Review the material and extract every line in which the word "Loans" occurs.
====
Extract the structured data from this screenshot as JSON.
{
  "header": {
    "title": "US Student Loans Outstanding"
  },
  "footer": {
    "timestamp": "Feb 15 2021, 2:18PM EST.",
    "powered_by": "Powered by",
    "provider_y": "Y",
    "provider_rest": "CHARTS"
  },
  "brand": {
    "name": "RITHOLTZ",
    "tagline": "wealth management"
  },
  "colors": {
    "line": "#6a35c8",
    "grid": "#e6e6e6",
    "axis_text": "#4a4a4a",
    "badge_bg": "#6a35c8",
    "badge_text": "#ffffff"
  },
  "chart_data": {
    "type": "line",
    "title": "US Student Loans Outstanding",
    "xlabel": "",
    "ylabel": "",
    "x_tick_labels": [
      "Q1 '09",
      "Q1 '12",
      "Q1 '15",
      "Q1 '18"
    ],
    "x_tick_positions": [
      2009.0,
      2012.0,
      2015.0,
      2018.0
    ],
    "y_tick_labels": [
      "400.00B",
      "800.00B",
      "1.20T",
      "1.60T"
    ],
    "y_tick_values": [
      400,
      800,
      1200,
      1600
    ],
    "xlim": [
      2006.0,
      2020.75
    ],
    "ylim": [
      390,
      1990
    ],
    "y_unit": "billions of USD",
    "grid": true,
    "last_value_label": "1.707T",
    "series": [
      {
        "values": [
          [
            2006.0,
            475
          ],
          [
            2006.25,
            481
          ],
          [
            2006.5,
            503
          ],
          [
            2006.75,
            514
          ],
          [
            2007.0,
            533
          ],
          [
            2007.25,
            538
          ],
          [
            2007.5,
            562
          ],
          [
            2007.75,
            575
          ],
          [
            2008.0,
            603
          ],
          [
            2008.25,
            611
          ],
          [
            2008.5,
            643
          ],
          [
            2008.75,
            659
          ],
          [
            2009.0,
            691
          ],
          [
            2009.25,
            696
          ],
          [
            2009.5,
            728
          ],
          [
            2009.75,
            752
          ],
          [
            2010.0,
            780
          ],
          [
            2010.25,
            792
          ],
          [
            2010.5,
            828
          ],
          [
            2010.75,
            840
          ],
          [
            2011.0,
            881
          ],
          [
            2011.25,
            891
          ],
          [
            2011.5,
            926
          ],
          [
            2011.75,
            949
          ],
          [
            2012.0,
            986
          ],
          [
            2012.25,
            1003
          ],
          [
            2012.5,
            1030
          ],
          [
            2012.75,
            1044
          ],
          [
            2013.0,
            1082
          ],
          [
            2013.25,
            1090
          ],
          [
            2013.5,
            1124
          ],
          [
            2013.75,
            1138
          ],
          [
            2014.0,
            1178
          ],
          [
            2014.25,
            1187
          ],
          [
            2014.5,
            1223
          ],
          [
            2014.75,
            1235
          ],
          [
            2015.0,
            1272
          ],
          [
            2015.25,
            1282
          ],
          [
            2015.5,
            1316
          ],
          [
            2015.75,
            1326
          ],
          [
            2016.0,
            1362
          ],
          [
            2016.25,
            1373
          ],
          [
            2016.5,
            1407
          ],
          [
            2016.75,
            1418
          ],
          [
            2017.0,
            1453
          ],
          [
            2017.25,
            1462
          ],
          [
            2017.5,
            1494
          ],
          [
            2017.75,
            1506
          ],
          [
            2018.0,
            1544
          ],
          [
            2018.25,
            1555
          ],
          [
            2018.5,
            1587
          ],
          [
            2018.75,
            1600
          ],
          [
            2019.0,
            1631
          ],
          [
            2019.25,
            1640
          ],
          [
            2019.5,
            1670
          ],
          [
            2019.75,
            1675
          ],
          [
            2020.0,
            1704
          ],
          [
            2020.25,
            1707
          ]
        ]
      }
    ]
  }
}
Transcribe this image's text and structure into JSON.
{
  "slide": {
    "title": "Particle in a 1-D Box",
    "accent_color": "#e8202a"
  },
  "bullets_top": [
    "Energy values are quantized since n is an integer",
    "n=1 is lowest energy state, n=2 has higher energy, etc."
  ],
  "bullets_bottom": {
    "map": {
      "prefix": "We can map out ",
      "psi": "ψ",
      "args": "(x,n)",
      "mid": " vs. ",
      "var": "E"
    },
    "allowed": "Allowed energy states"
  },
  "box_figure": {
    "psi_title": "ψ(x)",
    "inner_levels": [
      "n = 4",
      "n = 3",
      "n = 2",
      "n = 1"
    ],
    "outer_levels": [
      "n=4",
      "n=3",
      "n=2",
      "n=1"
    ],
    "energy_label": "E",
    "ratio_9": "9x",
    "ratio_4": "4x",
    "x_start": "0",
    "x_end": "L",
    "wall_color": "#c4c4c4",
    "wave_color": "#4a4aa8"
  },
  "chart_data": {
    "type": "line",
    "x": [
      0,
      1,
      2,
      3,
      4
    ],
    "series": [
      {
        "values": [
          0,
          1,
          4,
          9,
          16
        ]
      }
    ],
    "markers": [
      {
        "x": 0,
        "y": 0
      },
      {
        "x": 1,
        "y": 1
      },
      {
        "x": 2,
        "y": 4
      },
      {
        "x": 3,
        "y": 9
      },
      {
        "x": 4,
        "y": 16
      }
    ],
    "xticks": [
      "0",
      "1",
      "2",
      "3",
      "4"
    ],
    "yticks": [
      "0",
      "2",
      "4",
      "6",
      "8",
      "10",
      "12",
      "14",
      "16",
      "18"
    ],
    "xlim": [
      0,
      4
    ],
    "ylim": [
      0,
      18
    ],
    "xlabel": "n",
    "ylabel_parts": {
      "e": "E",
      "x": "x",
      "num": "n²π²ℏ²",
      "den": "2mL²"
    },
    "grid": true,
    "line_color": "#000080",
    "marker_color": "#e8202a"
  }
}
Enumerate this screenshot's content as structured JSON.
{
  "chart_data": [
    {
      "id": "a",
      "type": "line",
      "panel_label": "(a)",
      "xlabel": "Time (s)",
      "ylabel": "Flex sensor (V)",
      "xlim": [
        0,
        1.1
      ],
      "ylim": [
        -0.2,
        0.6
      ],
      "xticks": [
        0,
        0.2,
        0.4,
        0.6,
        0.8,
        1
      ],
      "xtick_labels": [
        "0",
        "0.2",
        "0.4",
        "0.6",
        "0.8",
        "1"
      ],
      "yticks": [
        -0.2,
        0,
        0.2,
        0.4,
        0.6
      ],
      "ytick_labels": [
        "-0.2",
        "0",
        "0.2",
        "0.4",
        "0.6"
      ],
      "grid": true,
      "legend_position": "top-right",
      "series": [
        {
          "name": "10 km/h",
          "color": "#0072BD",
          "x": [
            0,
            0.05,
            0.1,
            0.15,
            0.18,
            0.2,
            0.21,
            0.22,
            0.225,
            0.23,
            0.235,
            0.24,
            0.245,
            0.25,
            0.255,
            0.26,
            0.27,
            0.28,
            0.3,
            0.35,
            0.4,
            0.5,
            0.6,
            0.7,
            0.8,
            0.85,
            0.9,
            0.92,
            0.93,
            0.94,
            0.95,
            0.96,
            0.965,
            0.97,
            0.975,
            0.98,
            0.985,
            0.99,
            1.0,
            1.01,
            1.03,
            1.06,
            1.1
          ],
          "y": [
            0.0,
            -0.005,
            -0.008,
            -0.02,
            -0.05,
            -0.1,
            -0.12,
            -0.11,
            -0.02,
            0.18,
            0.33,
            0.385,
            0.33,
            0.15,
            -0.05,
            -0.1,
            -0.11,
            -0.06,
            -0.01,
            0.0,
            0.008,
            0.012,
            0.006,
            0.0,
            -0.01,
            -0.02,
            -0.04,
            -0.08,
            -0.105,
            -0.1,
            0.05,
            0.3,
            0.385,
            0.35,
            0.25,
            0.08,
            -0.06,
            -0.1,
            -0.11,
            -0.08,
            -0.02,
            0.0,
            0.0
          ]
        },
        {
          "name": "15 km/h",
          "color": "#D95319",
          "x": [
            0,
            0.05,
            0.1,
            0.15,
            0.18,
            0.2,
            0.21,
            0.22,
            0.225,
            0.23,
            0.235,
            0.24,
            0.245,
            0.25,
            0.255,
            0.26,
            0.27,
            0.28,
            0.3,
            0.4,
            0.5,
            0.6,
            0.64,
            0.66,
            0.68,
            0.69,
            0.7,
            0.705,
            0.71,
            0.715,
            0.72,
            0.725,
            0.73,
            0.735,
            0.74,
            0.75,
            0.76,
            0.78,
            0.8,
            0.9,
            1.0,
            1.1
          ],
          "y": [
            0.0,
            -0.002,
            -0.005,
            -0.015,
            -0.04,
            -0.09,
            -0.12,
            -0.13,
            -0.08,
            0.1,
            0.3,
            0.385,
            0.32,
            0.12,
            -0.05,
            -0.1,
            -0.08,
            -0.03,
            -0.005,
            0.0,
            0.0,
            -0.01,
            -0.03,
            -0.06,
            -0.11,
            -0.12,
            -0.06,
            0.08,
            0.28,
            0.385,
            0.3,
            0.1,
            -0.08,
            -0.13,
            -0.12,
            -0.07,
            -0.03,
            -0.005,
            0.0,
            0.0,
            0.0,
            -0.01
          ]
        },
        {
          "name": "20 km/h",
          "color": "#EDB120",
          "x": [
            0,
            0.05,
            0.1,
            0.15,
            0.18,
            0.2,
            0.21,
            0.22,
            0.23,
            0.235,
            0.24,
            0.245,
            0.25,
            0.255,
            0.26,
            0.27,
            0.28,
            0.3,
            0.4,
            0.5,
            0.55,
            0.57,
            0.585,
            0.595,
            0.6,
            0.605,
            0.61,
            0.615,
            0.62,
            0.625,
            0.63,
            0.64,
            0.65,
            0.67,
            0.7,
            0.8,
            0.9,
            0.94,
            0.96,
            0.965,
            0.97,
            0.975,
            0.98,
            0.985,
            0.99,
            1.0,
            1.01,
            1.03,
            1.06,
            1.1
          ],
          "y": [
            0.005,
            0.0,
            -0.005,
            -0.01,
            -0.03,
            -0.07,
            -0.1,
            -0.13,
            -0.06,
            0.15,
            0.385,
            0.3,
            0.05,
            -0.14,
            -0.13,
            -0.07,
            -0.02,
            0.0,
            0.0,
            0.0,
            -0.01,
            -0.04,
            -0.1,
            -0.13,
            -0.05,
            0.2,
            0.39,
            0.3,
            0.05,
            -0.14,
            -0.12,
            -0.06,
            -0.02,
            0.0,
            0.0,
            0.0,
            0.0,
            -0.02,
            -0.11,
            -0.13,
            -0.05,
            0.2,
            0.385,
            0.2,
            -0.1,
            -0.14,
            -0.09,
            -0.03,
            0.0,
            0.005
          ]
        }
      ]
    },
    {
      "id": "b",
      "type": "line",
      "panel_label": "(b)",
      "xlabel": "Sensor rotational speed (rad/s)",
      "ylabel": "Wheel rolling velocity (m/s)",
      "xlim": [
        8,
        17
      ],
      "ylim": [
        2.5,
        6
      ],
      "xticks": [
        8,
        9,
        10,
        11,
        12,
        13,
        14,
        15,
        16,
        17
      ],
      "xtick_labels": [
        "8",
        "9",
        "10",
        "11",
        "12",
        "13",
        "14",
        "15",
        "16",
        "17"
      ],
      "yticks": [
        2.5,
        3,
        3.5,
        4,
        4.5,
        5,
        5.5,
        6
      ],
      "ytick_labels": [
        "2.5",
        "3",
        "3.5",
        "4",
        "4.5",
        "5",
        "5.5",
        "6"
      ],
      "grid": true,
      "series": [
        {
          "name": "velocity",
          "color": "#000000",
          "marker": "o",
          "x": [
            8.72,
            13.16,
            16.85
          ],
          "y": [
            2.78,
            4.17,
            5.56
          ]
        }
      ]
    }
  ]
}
====
§ **RESPONSE BELOW**
    "title": "US Student Loans Outstanding"
    "title": "US Student Loans Outstanding",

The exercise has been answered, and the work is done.